## Given problem
Can you copy the material word for word, starting at its very first line and stopping after the line that contains "value-cell [504, 205, 521, 219]"?

□ □ □

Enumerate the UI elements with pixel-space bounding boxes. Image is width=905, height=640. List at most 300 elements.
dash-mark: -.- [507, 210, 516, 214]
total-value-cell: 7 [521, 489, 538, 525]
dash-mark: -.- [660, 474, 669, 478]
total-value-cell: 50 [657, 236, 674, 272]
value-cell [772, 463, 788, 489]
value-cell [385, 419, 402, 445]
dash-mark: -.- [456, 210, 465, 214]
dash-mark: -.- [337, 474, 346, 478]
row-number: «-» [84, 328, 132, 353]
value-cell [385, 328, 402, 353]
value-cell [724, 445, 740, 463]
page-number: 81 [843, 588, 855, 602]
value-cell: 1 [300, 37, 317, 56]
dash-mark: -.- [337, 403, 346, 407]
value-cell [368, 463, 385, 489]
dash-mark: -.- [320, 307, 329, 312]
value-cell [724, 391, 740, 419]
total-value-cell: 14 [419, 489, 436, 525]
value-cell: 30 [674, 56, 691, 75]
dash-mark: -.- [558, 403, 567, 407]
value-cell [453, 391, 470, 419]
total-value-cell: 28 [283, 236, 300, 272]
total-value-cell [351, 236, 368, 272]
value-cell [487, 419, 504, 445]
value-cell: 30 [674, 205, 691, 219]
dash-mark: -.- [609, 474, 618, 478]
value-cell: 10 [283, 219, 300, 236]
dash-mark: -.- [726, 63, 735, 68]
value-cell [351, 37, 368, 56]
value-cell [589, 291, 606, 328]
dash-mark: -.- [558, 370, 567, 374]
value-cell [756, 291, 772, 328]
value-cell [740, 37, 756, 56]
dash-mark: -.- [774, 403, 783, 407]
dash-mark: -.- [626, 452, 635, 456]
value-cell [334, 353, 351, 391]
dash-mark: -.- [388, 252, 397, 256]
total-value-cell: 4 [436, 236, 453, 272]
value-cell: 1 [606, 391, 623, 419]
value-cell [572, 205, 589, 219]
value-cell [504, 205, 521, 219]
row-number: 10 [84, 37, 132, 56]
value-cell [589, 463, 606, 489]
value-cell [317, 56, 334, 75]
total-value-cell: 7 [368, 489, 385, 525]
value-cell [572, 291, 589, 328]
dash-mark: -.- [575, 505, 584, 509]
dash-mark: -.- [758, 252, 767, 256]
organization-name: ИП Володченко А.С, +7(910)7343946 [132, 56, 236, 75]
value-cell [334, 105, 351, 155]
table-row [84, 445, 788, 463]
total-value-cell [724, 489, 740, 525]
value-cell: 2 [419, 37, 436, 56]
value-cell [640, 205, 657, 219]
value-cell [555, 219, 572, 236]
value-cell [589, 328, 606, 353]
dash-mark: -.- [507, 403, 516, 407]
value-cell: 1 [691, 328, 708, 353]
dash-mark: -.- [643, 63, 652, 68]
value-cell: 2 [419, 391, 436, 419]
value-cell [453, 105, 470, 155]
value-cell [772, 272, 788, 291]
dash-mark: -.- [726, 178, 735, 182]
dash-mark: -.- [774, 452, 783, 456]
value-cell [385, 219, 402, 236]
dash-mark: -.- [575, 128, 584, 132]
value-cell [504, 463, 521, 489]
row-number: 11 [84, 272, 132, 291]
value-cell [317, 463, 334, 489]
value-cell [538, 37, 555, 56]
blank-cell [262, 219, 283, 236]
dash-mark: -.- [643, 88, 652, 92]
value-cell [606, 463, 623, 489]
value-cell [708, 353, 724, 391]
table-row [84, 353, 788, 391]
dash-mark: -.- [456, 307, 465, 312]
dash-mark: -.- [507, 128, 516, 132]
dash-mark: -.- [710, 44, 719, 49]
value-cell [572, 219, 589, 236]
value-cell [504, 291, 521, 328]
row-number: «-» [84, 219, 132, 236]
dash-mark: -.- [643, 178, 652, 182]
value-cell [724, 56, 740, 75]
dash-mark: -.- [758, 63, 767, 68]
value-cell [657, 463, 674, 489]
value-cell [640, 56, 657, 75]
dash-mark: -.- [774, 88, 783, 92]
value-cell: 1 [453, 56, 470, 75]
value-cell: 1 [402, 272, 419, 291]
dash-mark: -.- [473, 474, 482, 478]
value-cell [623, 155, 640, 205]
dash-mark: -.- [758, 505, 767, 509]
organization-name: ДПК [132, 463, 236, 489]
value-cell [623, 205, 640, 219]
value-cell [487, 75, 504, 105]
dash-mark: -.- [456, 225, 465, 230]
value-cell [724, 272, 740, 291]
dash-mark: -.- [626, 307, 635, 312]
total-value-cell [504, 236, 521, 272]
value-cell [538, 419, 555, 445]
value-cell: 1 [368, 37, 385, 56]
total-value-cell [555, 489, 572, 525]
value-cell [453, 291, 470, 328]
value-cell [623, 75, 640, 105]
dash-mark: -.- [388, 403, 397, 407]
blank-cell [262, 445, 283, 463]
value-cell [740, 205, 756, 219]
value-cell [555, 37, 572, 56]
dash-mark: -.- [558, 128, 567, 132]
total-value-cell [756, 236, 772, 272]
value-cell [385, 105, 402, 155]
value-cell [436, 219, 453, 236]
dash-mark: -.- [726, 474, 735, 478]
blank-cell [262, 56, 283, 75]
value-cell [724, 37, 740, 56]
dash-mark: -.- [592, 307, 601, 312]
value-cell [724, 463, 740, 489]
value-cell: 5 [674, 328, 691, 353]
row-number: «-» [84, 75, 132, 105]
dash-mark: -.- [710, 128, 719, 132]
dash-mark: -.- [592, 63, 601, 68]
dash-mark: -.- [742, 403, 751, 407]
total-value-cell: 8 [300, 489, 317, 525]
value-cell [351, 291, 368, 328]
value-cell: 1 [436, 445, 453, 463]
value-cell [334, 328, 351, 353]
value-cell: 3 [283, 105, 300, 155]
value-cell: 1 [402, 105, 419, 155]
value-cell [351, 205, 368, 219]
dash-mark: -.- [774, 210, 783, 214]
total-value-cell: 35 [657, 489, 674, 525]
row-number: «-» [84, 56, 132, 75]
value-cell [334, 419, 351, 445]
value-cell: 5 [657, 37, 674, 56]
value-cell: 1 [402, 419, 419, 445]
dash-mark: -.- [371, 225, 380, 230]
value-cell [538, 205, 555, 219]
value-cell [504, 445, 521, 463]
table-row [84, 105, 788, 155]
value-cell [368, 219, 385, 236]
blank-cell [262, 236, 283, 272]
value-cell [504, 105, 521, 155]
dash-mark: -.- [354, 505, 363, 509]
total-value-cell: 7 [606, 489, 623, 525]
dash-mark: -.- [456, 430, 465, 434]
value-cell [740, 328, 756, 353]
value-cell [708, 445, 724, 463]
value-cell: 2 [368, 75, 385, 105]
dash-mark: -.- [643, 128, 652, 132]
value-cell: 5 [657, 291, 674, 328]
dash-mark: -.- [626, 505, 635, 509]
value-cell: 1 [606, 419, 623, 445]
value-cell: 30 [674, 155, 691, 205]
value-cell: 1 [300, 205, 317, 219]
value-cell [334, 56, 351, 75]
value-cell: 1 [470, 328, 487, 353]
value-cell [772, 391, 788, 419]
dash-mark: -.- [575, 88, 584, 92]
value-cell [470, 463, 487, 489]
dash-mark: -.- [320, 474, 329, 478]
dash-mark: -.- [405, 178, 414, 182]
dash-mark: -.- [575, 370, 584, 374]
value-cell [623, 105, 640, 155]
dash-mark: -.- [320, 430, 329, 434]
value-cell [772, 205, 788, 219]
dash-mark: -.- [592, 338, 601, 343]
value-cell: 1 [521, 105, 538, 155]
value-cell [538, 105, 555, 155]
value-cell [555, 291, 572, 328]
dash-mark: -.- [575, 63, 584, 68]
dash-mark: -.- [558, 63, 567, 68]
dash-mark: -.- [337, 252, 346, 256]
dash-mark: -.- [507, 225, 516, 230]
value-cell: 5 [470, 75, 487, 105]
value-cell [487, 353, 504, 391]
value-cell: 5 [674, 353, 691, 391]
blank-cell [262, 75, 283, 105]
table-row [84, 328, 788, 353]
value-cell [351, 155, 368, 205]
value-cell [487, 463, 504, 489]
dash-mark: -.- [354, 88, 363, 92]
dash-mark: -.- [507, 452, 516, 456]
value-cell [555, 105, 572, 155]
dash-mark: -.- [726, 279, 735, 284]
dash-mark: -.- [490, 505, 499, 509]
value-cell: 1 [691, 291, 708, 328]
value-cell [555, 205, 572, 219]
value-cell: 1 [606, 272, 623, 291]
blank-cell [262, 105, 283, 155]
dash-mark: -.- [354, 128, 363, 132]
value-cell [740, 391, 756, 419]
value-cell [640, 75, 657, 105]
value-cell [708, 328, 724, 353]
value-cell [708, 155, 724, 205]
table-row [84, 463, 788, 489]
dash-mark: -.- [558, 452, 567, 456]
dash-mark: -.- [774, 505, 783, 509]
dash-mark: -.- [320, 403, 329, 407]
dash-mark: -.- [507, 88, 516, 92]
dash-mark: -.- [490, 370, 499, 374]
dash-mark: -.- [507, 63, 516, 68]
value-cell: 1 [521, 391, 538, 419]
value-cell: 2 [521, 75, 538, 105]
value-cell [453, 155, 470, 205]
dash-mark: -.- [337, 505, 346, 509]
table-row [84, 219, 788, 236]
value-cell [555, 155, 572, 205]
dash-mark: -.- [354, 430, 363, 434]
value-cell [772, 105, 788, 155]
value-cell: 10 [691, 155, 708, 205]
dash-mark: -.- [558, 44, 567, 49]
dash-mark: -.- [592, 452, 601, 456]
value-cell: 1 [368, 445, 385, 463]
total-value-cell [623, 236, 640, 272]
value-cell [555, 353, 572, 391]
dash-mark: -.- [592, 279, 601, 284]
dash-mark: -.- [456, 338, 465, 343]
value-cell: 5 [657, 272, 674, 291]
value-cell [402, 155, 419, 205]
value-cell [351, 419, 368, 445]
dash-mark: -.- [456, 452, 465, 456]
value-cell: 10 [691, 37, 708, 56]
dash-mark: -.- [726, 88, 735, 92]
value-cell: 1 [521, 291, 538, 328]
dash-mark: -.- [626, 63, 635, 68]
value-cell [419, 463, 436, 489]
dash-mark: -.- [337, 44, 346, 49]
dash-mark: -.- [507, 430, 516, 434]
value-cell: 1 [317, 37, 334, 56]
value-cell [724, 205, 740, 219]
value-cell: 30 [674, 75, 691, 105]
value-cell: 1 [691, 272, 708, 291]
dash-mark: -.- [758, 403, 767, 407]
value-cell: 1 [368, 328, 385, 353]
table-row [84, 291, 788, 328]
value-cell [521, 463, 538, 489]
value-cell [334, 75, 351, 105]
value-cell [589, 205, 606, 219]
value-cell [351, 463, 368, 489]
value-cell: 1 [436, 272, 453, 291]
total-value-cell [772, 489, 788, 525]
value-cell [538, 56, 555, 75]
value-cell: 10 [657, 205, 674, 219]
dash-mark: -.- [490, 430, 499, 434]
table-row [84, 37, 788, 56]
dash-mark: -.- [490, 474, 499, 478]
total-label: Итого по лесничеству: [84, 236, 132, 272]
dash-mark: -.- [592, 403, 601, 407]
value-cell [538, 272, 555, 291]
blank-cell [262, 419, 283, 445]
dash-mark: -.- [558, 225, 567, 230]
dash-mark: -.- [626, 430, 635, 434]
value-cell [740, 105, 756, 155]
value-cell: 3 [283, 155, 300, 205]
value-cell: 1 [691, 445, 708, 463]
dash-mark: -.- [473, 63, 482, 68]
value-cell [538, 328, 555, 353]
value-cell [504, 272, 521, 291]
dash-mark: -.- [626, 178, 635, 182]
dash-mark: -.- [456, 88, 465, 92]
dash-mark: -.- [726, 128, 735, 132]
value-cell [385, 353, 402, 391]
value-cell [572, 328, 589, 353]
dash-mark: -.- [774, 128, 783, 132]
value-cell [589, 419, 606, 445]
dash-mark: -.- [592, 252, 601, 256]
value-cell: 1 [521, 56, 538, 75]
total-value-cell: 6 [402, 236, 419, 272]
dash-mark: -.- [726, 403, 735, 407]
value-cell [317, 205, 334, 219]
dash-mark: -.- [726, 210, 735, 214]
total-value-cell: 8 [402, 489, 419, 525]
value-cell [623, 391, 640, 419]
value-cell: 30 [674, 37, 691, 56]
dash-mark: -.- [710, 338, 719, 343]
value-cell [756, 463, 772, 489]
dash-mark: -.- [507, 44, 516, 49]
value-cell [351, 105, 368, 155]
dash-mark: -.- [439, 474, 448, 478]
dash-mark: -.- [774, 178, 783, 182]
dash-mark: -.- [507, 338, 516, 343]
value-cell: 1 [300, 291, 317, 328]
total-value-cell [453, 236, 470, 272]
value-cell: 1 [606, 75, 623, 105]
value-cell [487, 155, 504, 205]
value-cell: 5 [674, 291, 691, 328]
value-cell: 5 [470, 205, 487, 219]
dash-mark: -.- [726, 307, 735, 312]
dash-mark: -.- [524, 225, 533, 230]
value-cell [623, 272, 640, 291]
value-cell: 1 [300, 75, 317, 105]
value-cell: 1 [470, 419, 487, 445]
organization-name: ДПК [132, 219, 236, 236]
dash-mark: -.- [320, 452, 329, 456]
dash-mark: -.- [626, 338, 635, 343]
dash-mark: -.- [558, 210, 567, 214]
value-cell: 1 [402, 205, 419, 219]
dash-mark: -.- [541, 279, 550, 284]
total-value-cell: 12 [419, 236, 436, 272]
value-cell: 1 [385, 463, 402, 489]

□ □ □

## The output
Enumerate the UI elements with pixel-space bounding boxes. Image is width=905, height=640. List at most 300 elements.
dash-mark: -.- [507, 210, 516, 214]
total-value-cell: 7 [521, 489, 538, 525]
dash-mark: -.- [660, 474, 669, 478]
total-value-cell: 50 [657, 236, 674, 272]
value-cell [772, 463, 788, 489]
value-cell [385, 419, 402, 445]
dash-mark: -.- [456, 210, 465, 214]
dash-mark: -.- [337, 474, 346, 478]
row-number: «-» [84, 328, 132, 353]
value-cell [385, 328, 402, 353]
value-cell [724, 445, 740, 463]
page-number: 81 [843, 588, 855, 602]
value-cell: 1 [300, 37, 317, 56]
dash-mark: -.- [337, 403, 346, 407]
value-cell [368, 463, 385, 489]
dash-mark: -.- [320, 307, 329, 312]
value-cell [724, 391, 740, 419]
total-value-cell: 14 [419, 489, 436, 525]
value-cell: 30 [674, 56, 691, 75]
dash-mark: -.- [558, 403, 567, 407]
value-cell [453, 391, 470, 419]
total-value-cell: 28 [283, 236, 300, 272]
total-value-cell [351, 236, 368, 272]
value-cell [487, 419, 504, 445]
value-cell: 30 [674, 205, 691, 219]
dash-mark: -.- [609, 474, 618, 478]
value-cell: 10 [283, 219, 300, 236]
dash-mark: -.- [726, 63, 735, 68]
value-cell [351, 37, 368, 56]
value-cell [589, 291, 606, 328]
dash-mark: -.- [558, 370, 567, 374]
value-cell [756, 291, 772, 328]
value-cell [740, 37, 756, 56]
dash-mark: -.- [774, 403, 783, 407]
dash-mark: -.- [626, 452, 635, 456]
value-cell [334, 353, 351, 391]
dash-mark: -.- [388, 252, 397, 256]
total-value-cell: 4 [436, 236, 453, 272]
value-cell: 1 [606, 391, 623, 419]
value-cell [572, 205, 589, 219]
value-cell [504, 205, 521, 219]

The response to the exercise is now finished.